## Brief:
Return all lines where the word "Machine" can be found.

==============================

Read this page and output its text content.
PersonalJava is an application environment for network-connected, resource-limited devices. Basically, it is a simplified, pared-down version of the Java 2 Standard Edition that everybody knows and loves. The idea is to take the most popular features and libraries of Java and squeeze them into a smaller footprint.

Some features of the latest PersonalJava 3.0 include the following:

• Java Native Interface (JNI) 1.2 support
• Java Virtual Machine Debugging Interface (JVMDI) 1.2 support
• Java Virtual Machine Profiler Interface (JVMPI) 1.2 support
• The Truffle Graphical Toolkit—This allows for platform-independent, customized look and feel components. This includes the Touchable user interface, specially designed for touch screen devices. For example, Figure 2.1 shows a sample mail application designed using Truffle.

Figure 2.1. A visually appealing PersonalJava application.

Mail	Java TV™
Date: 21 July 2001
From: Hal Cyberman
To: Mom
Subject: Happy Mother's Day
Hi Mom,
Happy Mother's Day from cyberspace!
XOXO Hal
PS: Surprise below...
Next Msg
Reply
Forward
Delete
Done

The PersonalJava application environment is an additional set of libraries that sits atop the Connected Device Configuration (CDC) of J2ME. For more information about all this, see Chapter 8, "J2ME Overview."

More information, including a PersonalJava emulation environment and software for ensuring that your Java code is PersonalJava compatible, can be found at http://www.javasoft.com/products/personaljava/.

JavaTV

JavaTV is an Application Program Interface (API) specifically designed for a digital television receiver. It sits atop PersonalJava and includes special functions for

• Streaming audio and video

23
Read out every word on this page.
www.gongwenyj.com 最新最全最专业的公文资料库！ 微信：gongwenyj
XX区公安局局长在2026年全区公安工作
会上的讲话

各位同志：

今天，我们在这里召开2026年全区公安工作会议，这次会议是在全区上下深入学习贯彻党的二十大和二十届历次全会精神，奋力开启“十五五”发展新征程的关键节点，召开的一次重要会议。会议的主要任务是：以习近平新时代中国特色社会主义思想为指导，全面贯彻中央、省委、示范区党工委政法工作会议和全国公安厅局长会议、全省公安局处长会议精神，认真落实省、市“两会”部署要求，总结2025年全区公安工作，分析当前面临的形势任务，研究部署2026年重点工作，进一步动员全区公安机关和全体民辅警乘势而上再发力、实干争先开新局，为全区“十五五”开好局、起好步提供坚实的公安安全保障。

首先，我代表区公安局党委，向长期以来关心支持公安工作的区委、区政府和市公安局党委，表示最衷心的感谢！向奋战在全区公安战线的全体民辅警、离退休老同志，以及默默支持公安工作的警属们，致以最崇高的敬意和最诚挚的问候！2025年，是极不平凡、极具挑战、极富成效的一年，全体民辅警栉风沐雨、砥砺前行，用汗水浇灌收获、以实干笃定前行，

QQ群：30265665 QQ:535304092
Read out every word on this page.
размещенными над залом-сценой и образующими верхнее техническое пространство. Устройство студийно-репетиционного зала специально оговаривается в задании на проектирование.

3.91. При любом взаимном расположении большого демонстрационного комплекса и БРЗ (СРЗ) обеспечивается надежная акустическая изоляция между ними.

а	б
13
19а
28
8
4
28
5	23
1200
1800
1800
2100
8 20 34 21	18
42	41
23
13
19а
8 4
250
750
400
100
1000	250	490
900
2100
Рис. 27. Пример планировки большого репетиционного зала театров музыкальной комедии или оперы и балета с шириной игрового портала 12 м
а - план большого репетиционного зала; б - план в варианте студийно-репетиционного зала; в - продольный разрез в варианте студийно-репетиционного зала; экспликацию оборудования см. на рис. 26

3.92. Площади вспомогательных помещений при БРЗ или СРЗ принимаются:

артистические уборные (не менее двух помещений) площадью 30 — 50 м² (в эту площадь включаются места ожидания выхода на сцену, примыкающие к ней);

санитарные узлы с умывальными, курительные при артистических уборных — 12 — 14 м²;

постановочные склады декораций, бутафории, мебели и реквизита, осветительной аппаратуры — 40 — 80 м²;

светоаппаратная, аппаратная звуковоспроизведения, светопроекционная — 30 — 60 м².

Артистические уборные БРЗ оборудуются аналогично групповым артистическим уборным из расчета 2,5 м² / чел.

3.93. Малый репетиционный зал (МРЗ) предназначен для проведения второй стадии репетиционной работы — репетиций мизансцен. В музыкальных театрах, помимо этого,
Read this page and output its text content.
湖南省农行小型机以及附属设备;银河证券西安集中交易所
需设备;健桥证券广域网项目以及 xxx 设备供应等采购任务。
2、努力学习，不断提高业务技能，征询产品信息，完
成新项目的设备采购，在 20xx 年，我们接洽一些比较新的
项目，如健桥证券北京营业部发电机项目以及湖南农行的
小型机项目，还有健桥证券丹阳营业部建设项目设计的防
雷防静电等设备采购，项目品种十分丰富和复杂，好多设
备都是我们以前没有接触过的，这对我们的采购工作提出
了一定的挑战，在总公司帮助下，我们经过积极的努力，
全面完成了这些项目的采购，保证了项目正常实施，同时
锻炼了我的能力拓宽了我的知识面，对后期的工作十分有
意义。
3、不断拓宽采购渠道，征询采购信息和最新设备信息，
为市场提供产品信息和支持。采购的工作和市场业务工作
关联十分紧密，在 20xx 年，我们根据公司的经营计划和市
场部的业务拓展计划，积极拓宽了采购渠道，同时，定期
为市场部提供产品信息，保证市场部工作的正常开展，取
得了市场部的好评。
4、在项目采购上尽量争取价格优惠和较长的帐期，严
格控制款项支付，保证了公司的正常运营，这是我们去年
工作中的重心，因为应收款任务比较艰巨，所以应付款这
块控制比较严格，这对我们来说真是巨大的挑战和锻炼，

==============================

## The result:
• Java Virtual Machine Debugging Interface (JVMDI) 1.2 support
• Java Virtual Machine Profiler Interface (JVMPI) 1.2 support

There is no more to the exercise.